*Data for the task*.
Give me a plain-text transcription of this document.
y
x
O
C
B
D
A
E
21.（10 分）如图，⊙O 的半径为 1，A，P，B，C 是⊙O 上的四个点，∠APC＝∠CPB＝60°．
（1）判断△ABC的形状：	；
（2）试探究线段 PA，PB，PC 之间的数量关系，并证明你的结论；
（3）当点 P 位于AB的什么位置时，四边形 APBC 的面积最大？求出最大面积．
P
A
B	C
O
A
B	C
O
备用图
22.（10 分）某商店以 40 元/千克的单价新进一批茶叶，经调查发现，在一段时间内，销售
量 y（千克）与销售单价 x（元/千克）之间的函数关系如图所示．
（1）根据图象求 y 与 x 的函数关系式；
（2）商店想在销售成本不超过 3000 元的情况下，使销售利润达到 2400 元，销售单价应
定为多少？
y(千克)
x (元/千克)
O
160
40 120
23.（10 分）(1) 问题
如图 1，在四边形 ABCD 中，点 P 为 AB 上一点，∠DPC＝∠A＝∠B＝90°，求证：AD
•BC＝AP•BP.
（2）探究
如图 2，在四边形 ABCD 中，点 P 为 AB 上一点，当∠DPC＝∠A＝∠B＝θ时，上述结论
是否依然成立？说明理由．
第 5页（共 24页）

*Do this*.
Retype the material in full, character for character.

*Written answer*.
Give me a plain-text transcription of this document.
y
x
O
C
B
D
A
E
21.（10 分）如图，⊙O 的半径为 1，A，P，B，C 是⊙O 上的四个点，∠APC＝∠CPB＝60°．
（1）判断△ABC的形状：	；
（2）试探究线段 PA，PB，PC 之间的数量关系，并证明你的结论；
（3）当点 P 位于AB的什么位置时，四边形 APBC 的面积最大？求出最大面积．
P
A
B	C
O
A
B	C
O
备用图
22.（10 分）某商店以 40 元/千克的单价新进一批茶叶，经调查发现，在一段时间内，销售
量 y（千克）与销售单价 x（元/千克）之间的函数关系如图所示．
（1）根据图象求 y 与 x 的函数关系式；
（2）商店想在销售成本不超过 3000 元的情况下，使销售利润达到 2400 元，销售单价应
定为多少？
y(千克)
x (元/千克)
O
160
40 120
23.（10 分）(1) 问题
如图 1，在四边形 ABCD 中，点 P 为 AB 上一点，∠DPC＝∠A＝∠B＝90°，求证：AD
•BC＝AP•BP.
（2）探究
如图 2，在四边形 ABCD 中，点 P 为 AB 上一点，当∠DPC＝∠A＝∠B＝θ时，上述结论
是否依然成立？说明理由．
第 5页（共 24页）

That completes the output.